● **What is needed**
Could you say how many lines in the records include "Ministry"? Please give the number by itself.

● **Data excerpts**
************

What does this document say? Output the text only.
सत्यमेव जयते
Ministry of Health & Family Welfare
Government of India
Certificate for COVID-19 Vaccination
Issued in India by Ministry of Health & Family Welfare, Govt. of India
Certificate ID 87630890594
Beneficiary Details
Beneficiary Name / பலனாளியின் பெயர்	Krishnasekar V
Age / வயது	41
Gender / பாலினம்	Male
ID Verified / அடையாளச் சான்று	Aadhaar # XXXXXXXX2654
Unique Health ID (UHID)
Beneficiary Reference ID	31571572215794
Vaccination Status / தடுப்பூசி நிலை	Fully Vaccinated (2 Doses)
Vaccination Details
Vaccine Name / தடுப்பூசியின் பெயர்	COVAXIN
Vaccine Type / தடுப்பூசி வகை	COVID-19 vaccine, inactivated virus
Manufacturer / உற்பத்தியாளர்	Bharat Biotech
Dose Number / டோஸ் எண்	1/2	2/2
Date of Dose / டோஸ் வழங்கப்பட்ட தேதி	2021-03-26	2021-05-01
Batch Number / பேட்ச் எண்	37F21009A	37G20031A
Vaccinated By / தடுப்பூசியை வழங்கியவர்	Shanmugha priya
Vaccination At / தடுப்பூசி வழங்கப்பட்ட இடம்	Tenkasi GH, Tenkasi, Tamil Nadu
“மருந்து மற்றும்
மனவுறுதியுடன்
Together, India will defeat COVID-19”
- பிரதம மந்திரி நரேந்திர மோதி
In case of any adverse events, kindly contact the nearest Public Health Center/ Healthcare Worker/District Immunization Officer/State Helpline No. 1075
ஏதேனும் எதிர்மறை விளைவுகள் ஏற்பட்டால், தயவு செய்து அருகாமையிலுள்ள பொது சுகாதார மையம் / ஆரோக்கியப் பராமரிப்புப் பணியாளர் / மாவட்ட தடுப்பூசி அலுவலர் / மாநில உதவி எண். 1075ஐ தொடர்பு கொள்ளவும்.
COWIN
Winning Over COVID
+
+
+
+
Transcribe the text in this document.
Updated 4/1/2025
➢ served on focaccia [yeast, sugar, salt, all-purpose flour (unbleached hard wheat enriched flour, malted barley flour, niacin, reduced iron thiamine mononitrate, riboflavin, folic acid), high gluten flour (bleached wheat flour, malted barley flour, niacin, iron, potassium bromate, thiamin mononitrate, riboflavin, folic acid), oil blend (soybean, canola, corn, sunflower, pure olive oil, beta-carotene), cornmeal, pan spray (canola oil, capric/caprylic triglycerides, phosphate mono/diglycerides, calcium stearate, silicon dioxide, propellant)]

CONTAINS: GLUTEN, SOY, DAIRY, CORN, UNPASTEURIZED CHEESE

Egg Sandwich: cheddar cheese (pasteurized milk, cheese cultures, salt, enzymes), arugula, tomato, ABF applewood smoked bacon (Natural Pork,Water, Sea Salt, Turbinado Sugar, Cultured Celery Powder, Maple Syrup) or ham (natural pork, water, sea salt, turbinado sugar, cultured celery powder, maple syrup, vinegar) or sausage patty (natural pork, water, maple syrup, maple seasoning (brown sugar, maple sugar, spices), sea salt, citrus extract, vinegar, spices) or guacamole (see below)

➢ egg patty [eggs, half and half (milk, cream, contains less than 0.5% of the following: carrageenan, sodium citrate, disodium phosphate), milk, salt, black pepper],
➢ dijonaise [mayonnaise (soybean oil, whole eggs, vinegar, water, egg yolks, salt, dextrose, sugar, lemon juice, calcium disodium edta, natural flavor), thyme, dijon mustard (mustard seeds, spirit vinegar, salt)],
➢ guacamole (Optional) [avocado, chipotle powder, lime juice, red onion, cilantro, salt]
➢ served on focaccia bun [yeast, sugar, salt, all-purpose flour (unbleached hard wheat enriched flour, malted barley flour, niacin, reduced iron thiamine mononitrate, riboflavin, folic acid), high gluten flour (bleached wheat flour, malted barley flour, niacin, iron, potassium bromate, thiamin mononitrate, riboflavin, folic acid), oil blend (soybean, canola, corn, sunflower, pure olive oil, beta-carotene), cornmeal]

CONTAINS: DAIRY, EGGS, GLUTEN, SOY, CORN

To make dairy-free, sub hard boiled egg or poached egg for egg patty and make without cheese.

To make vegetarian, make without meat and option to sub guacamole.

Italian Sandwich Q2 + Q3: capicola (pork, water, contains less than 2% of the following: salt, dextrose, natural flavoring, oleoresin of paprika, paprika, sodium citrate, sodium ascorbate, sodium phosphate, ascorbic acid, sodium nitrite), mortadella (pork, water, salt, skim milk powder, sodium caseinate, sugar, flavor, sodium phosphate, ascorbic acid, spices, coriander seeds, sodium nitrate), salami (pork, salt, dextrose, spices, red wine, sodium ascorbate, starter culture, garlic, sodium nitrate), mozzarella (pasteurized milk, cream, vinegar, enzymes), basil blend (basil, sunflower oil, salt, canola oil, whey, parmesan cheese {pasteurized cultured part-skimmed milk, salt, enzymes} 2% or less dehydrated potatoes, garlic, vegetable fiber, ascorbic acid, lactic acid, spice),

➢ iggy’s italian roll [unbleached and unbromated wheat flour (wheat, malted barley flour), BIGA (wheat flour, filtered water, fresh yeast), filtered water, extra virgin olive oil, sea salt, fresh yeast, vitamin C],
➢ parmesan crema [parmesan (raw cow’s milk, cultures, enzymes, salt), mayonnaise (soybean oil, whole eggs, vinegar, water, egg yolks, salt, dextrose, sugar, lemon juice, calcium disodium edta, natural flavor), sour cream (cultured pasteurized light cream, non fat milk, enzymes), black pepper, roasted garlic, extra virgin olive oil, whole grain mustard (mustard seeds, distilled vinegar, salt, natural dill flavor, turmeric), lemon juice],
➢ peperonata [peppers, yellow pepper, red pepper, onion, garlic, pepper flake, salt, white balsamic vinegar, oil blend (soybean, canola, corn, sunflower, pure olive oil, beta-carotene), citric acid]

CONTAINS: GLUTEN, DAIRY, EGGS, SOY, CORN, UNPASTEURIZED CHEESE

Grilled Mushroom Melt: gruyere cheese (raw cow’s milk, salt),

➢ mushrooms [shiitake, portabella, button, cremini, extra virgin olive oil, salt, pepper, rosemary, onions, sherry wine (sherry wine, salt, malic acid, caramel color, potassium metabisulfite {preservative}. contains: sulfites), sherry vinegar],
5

************

● **Response to this task**
2